WHAT YOU ARE ASKED TO DO = Can you transcribe every record below exactly as it appears?

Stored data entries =
-------------------------

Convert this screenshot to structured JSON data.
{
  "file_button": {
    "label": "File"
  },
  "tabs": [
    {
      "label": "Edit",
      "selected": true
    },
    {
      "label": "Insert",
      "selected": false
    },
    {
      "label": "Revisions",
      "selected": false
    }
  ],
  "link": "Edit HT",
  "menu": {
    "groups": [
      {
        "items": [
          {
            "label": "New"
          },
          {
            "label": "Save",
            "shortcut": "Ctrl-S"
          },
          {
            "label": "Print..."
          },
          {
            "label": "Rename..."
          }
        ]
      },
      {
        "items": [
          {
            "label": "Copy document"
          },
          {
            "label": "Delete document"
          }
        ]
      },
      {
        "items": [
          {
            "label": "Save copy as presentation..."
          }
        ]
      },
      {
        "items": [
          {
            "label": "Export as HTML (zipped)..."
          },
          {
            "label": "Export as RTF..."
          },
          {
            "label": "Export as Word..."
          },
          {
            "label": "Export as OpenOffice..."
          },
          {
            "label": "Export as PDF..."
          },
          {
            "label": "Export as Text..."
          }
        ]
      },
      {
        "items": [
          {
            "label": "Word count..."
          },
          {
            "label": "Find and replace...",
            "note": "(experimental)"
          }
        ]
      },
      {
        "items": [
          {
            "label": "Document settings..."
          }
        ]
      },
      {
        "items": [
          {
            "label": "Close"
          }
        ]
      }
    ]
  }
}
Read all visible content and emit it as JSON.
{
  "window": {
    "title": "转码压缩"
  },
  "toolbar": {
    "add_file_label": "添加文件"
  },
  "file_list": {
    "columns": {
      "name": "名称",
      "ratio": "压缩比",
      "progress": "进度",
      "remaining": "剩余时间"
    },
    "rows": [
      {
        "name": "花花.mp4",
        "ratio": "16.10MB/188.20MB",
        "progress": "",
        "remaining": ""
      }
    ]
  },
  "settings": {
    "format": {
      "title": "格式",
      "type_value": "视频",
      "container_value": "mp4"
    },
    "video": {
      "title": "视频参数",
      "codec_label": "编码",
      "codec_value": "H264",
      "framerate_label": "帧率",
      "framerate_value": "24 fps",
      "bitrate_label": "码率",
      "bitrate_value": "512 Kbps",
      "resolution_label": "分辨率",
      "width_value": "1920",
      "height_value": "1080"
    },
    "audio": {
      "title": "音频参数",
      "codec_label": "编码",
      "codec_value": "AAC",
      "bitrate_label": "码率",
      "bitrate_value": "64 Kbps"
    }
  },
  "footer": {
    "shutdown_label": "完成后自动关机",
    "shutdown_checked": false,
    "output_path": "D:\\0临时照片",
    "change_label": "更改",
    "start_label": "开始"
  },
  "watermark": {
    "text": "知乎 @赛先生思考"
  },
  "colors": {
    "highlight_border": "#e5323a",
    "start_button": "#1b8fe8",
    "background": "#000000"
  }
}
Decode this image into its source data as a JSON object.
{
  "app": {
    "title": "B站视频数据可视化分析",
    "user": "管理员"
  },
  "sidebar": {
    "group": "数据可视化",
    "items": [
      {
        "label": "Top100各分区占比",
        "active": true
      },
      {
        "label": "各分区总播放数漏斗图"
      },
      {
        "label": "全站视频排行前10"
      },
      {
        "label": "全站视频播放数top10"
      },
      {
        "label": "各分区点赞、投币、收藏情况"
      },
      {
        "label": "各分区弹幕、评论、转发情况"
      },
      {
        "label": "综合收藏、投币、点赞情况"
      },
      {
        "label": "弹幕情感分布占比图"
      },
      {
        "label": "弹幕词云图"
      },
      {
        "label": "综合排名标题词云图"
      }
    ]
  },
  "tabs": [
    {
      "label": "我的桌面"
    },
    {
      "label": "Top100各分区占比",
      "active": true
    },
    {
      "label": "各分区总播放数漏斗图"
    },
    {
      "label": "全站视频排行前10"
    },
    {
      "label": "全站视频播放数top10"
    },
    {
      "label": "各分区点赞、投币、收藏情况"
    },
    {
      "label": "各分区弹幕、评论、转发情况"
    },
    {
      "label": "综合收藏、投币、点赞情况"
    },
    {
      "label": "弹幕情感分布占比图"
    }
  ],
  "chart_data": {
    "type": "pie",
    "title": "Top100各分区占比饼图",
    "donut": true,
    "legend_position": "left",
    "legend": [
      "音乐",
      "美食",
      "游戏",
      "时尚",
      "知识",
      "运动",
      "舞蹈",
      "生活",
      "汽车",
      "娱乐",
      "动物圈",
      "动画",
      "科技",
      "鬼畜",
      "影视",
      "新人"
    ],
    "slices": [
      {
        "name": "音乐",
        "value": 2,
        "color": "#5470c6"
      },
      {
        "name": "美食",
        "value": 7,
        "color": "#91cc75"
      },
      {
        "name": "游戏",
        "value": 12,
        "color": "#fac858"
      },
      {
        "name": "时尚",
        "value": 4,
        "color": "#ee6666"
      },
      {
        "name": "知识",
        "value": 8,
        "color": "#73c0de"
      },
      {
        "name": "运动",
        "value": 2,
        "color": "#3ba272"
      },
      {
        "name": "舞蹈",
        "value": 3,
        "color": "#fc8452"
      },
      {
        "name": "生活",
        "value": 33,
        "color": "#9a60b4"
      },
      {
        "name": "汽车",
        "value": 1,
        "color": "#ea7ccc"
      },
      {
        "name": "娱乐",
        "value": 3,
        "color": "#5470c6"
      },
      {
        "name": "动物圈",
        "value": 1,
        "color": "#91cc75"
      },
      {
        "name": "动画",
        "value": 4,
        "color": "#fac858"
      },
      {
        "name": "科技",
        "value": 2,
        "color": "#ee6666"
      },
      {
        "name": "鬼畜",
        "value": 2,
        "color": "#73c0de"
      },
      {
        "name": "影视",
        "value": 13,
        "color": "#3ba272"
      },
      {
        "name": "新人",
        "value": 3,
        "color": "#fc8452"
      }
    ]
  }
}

-------------------------

COMPLETE OUTPUT =
Convert this screenshot to structured JSON data.
{
  "file_button": {
    "label": "File"
  },
  "tabs": [
    {
      "label": "Edit",
      "selected": true
    },
    {
      "label": "Insert",
      "selected": false
    },
    {
      "label": "Revisions",
      "selected": false
    }
  ],
  "link": "Edit HT",
  "menu": {
    "groups": [
      {
        "items": [
          {
            "label": "New"
          },
          {
            "label": "Save",
            "shortcut": "Ctrl-S"
          },
          {
            "label": "Print..."
          },
          {
            "label": "Rename..."
          }
        ]
      },
      {
        "items": [
          {
            "label": "Copy document"
          },
          {
            "label": "Delete document"
          }
        ]
      },
      {
        "items": [
          {
            "label": "Save copy as presentation..."
          }
        ]
      },
      {
        "items": [
          {
            "label": "Export as HTML (zipped)..."
          },
          {
            "label": "Export as RTF..."
          },
          {
            "label": "Export as Word..."
          },
          {
            "label": "Export as OpenOffice..."
          },
          {
            "label": "Export as PDF..."
          },
          {
            "label": "Export as Text..."
          }
        ]
      },
      {
        "items": [
          {
            "label": "Word count..."
          },
          {
            "label": "Find and replace...",
            "note": "(experimental)"
          }
        ]
      },
      {
        "items": [
          {
            "label": "Document settings..."
          }
        ]
      },
      {
        "items": [
          {
            "label": "Close"
          }
        ]
      }
    ]
  }
}
Read all visible content and emit it as JSON.
{
  "window": {
    "title": "转码压缩"
  },
  "toolbar": {
    "add_file_label": "添加文件"
  },
  "file_list": {
    "columns": {
      "name": "名称",
      "ratio": "压缩比",
      "progress": "进度",
      "remaining": "剩余时间"
    },
    "rows": [
      {
        "name": "花花.mp4",
        "ratio": "16.10MB/188.20MB",
        "progress": "",
        "remaining": ""
      }
    ]
  },
  "settings": {
    "format": {
      "title": "格式",
      "type_value": "视频",
      "container_value": "mp4"
    },
    "video": {
      "title": "视频参数",
      "codec_label": "编码",
      "codec_value": "H264",
      "framerate_label": "帧率",
      "framerate_value": "24 fps",
      "bitrate_label": "码率",
      "bitrate_value": "512 Kbps",
      "resolution_label": "分辨率",
      "width_value": "1920",
      "height_value": "1080"
    },
    "audio": {
      "title": "音频参数",
      "codec_label": "编码",
      "codec_value": "AAC",
      "bitrate_label": "码率",
      "bitrate_value": "64 Kbps"
    }
  },
  "footer": {
    "shutdown_label": "完成后自动关机",
    "shutdown_checked": false,
    "output_path": "D:\\0临时照片",
    "change_label": "更改",
    "start_label": "开始"
  },
  "watermark": {
    "text": "知乎 @赛先生思考"
  },
  "colors": {
    "highlight_border": "#e5323a",
    "start_button": "#1b8fe8",
    "background": "#000000"
  }
}
Decode this image into its source data as a JSON object.
{
  "app": {
    "title": "B站视频数据可视化分析",
    "user": "管理员"
  },
  "sidebar": {
    "group": "数据可视化",
    "items": [
      {
        "label": "Top100各分区占比",
        "active": true
      },
      {
        "label": "各分区总播放数漏斗图"
      },
      {
        "label": "全站视频排行前10"
      },
      {
        "label": "全站视频播放数top10"
      },
      {
        "label": "各分区点赞、投币、收藏情况"
      },
      {
        "label": "各分区弹幕、评论、转发情况"
      },
      {
        "label": "综合收藏、投币、点赞情况"
      },
      {
        "label": "弹幕情感分布占比图"
      },
      {
        "label": "弹幕词云图"
      },
      {
        "label": "综合排名标题词云图"
      }
    ]
  },
  "tabs": [
    {
      "label": "我的桌面"
    },
    {
      "label": "Top100各分区占比",
      "active": true
    },
    {
      "label": "各分区总播放数漏斗图"
    },
    {
      "label": "全站视频排行前10"
    },
    {
      "label": "全站视频播放数top10"
    },
    {
      "label": "各分区点赞、投币、收藏情况"
    },
    {
      "label": "各分区弹幕、评论、转发情况"
    },
    {
      "label": "综合收藏、投币、点赞情况"
    },
    {
      "label": "弹幕情感分布占比图"
    }
  ],
  "chart_data": {
    "type": "pie",
    "title": "Top100各分区占比饼图",
    "donut": true,
    "legend_position": "left",
    "legend": [
      "音乐",
      "美食",
      "游戏",
      "时尚",
      "知识",
      "运动",
      "舞蹈",
      "生活",
      "汽车",
      "娱乐",
      "动物圈",
      "动画",
      "科技",
      "鬼畜",
      "影视",
      "新人"
    ],
    "slices": [
      {
        "name": "音乐",
        "value": 2,
        "color": "#5470c6"
      },
      {
        "name": "美食",
        "value": 7,
        "color": "#91cc75"
      },
      {
        "name": "游戏",
        "value": 12,
        "color": "#fac858"
      },
      {
        "name": "时尚",
        "value": 4,
        "color": "#ee6666"
      },
      {
        "name": "知识",
        "value": 8,
        "color": "#73c0de"
      },
      {
        "name": "运动",
        "value": 2,
        "color": "#3ba272"
      },
      {
        "name": "舞蹈",
        "value": 3,
        "color": "#fc8452"
      },
      {
        "name": "生活",
        "value": 33,
        "color": "#9a60b4"
      },
      {
        "name": "汽车",
        "value": 1,
        "color": "#ea7ccc"
      },
      {
        "name": "娱乐",
        "value": 3,
        "color": "#5470c6"
      },
      {
        "name": "动物圈",
        "value": 1,
        "color": "#91cc75"
      },
      {
        "name": "动画",
        "value": 4,
        "color": "#fac858"
      },
      {
        "name": "科技",
        "value": 2,
        "color": "#ee6666"
      },
      {
        "name": "鬼畜",
        "value": 2,
        "color": "#73c0de"
      },
      {
        "name": "影视",
        "value": 13,
        "color": "#3ba272"
      },
      {
        "name": "新人",
        "value": 3,
        "color": "#fc8452"
      }
    ]
  }
}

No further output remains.